Look through the material below and give the number of lines holding "pais", with no other words.

[Dataset records]
** Start **

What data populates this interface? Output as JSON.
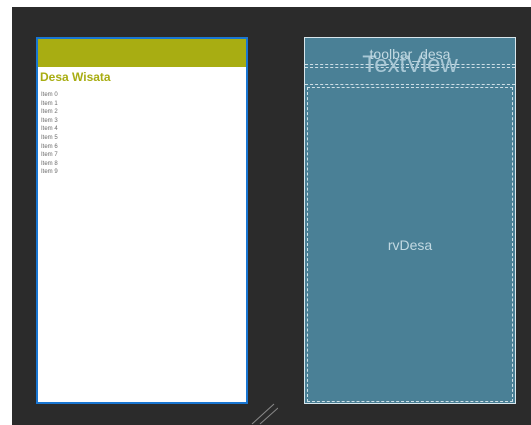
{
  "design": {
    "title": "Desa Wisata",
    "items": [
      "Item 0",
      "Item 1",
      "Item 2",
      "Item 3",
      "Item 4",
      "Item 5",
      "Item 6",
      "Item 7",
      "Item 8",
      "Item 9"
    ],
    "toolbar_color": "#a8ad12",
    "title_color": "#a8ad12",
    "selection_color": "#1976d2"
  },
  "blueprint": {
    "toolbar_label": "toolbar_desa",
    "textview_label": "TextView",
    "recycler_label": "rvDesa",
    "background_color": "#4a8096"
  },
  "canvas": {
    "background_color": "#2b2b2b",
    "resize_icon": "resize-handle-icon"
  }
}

** End **
** Start **

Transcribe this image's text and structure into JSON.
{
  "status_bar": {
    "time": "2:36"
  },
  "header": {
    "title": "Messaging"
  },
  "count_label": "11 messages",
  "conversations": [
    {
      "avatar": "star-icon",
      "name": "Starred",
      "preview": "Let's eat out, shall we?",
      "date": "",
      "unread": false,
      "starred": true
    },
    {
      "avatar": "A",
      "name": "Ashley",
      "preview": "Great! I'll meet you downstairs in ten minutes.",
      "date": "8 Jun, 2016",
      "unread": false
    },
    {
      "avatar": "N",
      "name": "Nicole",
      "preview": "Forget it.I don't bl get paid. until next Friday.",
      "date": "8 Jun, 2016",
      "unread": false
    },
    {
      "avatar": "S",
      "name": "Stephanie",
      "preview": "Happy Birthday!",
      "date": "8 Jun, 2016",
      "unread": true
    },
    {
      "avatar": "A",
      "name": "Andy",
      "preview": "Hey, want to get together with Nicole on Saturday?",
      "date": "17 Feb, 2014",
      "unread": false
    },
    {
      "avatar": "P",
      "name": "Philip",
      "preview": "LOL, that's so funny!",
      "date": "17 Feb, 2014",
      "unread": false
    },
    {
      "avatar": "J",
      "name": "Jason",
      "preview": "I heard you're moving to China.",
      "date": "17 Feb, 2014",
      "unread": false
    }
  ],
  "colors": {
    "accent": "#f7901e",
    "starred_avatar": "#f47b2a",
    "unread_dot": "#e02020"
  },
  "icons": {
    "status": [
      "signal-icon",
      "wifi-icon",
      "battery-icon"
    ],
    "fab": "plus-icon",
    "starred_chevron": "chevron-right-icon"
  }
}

** End **
** Start **

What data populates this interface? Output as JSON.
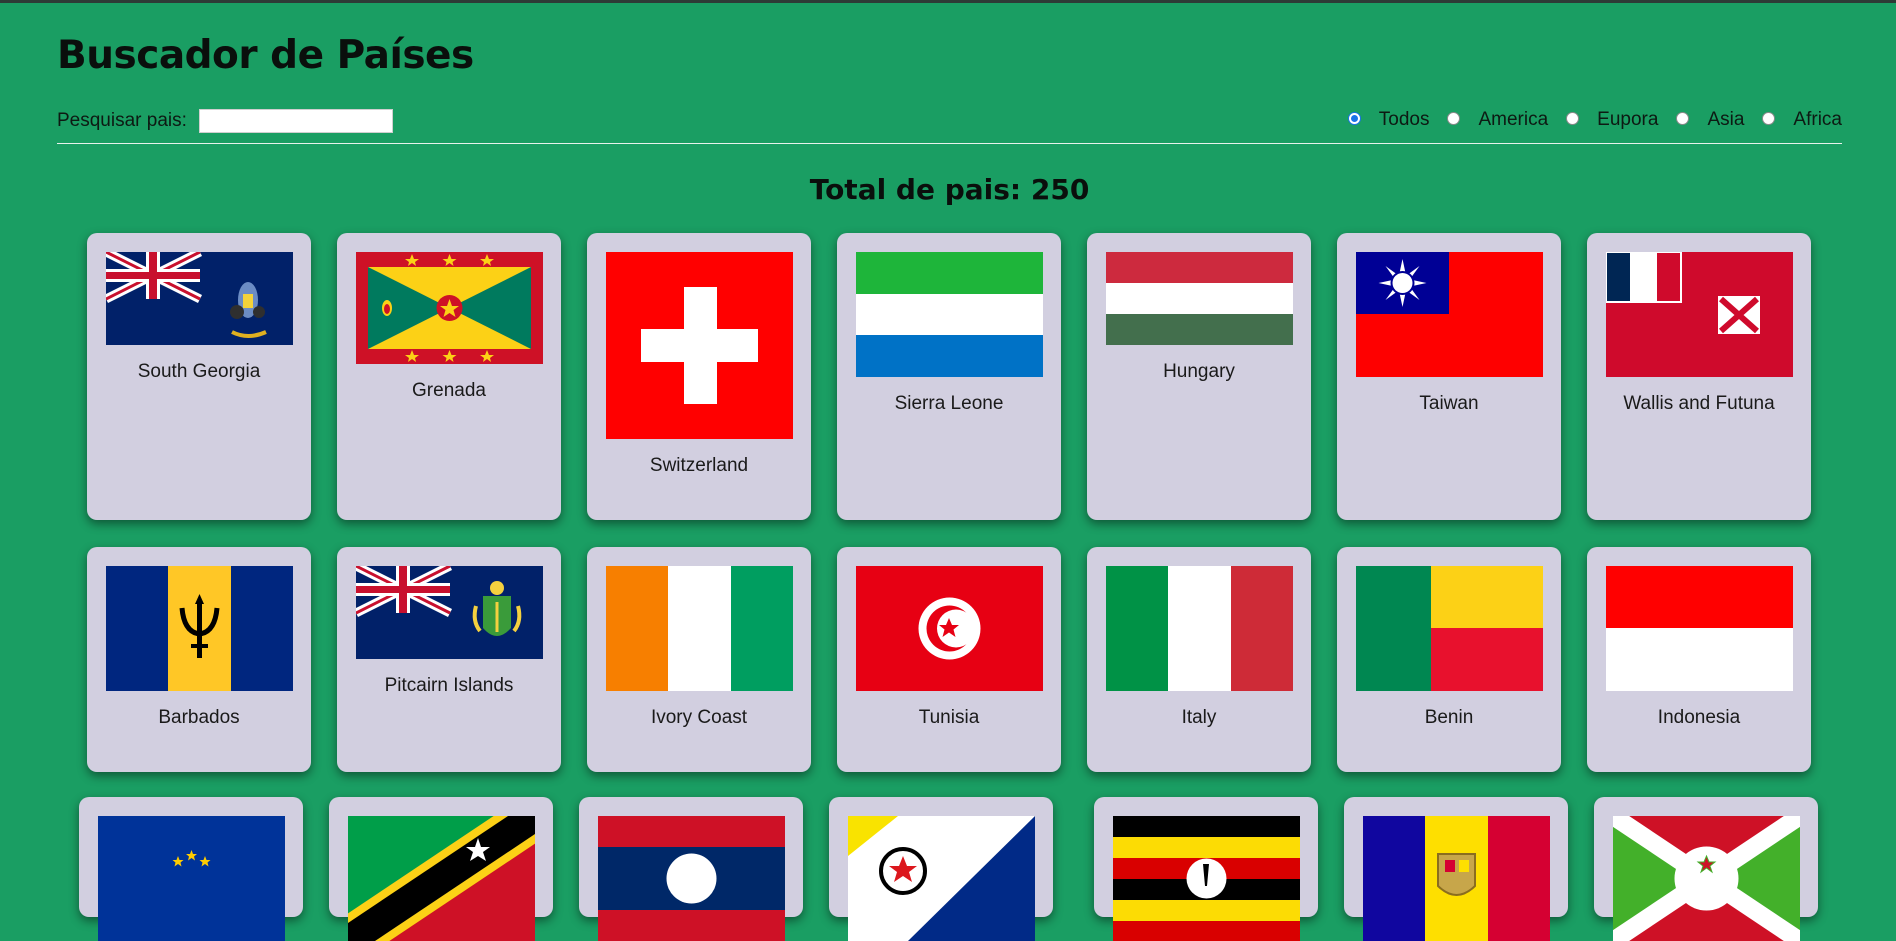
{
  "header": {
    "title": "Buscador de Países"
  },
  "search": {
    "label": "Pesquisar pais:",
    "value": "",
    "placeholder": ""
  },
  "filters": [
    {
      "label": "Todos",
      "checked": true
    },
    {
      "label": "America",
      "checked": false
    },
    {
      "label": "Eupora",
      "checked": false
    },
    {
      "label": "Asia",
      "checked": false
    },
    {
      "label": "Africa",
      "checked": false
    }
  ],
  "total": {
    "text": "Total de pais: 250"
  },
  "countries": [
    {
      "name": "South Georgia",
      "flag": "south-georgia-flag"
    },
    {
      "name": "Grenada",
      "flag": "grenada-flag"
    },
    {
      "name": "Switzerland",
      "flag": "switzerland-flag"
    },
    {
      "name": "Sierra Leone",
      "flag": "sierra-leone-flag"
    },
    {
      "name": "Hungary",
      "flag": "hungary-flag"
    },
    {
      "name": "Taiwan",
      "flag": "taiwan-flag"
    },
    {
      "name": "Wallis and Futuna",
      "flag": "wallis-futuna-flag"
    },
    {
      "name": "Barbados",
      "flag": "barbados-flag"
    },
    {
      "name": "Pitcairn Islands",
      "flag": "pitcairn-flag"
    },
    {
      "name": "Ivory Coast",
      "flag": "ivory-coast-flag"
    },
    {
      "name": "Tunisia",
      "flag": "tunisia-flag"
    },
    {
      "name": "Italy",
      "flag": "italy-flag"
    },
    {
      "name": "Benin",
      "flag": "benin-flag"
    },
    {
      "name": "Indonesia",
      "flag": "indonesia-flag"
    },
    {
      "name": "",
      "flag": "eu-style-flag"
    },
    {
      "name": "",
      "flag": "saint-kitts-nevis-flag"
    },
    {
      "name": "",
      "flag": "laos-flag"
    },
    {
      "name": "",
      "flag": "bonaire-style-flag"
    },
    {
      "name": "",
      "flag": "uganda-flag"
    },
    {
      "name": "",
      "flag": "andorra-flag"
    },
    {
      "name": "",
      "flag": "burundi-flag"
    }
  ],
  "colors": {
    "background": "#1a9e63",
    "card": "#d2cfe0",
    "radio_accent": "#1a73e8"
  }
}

** End **

Correct output —
2